Brief: Count the lines in the material below that contain the string "одинаково", matching case exactly. Reply with the number alone.

Records supplied:
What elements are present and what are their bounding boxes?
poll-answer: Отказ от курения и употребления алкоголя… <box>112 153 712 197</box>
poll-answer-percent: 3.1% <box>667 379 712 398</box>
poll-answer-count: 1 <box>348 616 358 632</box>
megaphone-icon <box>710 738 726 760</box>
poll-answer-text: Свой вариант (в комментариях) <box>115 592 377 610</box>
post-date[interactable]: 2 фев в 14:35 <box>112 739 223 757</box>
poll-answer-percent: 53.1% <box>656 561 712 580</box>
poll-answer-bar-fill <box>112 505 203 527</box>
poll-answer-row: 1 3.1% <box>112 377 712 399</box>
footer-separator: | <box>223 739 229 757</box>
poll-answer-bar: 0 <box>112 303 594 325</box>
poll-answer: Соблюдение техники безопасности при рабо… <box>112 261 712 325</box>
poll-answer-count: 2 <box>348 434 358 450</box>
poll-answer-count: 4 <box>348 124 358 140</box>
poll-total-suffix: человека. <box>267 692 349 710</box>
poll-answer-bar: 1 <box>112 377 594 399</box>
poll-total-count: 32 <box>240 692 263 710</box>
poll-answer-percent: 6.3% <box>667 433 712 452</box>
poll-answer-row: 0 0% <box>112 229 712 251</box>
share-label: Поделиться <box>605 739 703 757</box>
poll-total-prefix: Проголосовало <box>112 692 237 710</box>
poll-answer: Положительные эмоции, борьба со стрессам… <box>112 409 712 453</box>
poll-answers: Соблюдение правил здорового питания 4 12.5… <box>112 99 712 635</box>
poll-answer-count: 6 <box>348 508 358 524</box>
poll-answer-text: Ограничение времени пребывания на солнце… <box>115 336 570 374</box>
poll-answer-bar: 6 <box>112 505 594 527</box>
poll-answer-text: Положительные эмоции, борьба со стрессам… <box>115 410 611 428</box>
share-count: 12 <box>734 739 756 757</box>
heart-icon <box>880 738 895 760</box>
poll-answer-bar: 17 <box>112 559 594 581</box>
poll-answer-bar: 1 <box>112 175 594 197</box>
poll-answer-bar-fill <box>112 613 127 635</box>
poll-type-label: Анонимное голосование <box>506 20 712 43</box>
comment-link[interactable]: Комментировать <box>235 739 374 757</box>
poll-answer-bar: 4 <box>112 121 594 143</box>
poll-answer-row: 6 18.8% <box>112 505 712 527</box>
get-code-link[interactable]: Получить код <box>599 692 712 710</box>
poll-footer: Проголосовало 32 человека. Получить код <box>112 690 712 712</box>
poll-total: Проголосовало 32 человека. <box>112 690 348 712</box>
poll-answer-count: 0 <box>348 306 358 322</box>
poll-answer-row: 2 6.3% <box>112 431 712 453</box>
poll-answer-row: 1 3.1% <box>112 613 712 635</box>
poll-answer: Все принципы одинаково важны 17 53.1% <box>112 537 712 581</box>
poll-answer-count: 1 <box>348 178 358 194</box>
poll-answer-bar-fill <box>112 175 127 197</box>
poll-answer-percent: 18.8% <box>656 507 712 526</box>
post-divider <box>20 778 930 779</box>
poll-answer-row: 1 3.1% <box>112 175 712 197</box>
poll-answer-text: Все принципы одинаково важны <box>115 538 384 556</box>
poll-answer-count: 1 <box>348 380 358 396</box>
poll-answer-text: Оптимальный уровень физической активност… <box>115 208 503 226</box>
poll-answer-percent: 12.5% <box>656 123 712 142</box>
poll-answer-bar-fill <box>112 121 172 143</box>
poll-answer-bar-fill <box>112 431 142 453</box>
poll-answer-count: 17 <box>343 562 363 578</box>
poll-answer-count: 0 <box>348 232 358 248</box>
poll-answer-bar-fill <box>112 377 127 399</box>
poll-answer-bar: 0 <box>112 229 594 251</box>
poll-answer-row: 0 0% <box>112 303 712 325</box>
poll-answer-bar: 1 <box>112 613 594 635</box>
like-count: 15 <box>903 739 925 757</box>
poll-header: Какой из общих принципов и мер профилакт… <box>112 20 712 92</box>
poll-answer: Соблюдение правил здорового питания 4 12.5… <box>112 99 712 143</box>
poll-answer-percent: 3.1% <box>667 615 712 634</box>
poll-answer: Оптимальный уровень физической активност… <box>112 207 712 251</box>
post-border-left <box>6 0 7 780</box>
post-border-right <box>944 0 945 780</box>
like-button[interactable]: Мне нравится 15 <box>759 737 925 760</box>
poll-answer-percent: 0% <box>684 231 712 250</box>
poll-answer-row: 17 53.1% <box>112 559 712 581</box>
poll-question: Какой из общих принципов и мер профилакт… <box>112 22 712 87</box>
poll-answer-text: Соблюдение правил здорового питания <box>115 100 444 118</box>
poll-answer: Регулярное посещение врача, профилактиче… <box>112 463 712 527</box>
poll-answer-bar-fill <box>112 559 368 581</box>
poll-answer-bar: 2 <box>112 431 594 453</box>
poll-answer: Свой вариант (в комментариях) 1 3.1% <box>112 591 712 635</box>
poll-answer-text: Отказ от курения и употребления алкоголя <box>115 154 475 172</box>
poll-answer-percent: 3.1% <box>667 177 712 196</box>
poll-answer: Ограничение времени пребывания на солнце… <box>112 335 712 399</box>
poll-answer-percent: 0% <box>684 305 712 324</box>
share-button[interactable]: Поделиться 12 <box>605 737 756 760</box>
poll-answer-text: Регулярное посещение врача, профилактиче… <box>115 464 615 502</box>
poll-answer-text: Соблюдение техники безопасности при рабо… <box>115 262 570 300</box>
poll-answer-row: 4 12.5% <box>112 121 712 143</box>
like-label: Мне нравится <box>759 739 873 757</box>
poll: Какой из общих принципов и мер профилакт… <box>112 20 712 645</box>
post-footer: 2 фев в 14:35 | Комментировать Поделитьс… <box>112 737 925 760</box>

Reply: 2